A run of records:
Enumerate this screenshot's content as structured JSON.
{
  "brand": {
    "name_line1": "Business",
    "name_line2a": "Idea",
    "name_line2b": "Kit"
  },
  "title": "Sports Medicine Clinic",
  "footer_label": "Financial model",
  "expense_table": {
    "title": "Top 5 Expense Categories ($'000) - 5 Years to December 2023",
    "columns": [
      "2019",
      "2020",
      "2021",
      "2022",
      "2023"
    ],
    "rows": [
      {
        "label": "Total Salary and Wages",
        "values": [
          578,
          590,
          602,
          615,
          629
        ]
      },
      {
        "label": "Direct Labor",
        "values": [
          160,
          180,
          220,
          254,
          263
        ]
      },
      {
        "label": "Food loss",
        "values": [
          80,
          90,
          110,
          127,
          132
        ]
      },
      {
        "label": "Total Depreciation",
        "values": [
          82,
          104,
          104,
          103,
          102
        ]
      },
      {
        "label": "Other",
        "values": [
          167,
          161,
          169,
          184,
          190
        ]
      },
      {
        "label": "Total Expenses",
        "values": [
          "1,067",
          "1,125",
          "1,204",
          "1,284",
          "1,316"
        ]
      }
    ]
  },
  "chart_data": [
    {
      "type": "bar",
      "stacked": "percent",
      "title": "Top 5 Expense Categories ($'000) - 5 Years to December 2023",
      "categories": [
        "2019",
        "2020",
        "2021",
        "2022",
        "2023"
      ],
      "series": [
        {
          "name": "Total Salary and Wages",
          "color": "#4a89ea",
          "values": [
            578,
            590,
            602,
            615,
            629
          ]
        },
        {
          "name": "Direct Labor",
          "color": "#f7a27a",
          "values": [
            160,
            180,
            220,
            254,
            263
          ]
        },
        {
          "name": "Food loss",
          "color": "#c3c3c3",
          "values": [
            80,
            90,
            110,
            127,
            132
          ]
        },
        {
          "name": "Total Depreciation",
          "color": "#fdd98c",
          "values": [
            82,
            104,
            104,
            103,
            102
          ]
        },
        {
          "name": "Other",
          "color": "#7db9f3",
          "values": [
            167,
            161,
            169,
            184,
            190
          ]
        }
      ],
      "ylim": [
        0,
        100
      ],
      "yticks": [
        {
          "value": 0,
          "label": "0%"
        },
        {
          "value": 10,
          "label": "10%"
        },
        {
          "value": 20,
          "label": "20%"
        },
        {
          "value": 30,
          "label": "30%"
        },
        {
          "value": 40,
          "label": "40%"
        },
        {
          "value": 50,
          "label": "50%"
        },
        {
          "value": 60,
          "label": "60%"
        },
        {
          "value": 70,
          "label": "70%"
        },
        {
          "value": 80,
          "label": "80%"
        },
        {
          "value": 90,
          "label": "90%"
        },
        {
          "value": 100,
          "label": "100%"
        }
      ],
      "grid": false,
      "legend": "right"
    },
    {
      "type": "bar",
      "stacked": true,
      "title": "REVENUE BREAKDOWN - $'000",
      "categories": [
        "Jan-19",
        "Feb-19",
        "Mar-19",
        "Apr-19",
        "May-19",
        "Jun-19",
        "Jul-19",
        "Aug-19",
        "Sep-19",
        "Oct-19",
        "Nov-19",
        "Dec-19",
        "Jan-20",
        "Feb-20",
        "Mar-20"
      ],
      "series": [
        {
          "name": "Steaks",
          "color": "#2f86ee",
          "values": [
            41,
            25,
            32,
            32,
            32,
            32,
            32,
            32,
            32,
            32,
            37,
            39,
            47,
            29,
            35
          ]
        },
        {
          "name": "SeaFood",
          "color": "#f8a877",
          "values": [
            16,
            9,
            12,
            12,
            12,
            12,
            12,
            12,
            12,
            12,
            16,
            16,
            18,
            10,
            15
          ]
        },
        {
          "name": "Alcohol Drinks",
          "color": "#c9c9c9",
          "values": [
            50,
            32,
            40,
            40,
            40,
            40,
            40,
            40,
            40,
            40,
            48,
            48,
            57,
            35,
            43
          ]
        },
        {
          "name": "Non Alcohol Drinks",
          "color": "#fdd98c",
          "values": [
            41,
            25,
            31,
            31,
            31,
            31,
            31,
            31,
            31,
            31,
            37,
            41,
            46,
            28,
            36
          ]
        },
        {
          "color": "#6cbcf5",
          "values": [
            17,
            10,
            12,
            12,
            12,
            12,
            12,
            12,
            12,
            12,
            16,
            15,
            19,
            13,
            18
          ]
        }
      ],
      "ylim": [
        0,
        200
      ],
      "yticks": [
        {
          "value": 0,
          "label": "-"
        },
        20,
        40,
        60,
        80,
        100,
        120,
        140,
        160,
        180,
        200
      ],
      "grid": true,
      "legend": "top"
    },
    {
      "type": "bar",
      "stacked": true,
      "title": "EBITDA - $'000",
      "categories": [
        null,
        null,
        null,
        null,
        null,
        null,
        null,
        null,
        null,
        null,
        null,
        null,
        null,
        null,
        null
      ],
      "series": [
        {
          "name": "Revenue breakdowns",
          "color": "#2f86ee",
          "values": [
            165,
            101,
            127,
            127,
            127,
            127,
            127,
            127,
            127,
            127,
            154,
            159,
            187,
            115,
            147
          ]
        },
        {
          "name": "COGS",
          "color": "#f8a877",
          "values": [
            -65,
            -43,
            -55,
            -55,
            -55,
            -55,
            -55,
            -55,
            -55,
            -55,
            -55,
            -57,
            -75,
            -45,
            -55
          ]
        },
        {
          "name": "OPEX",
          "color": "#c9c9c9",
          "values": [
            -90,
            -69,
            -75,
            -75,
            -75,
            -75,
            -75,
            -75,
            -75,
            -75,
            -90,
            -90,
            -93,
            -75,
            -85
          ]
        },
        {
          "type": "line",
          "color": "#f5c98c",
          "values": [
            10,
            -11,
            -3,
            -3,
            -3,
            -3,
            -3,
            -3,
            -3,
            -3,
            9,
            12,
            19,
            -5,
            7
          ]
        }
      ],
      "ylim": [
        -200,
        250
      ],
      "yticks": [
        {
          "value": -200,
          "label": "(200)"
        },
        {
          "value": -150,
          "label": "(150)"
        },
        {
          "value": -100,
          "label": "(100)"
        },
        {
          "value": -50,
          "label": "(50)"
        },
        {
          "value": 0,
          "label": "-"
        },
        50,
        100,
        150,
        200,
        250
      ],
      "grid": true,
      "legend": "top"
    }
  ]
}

__The request__: Filter the records down to the lines that contain the string "Salary", and copy those lines.

__Response to this exercise__:
        "label": "Total Salary and Wages",
          "name": "Total Salary and Wages",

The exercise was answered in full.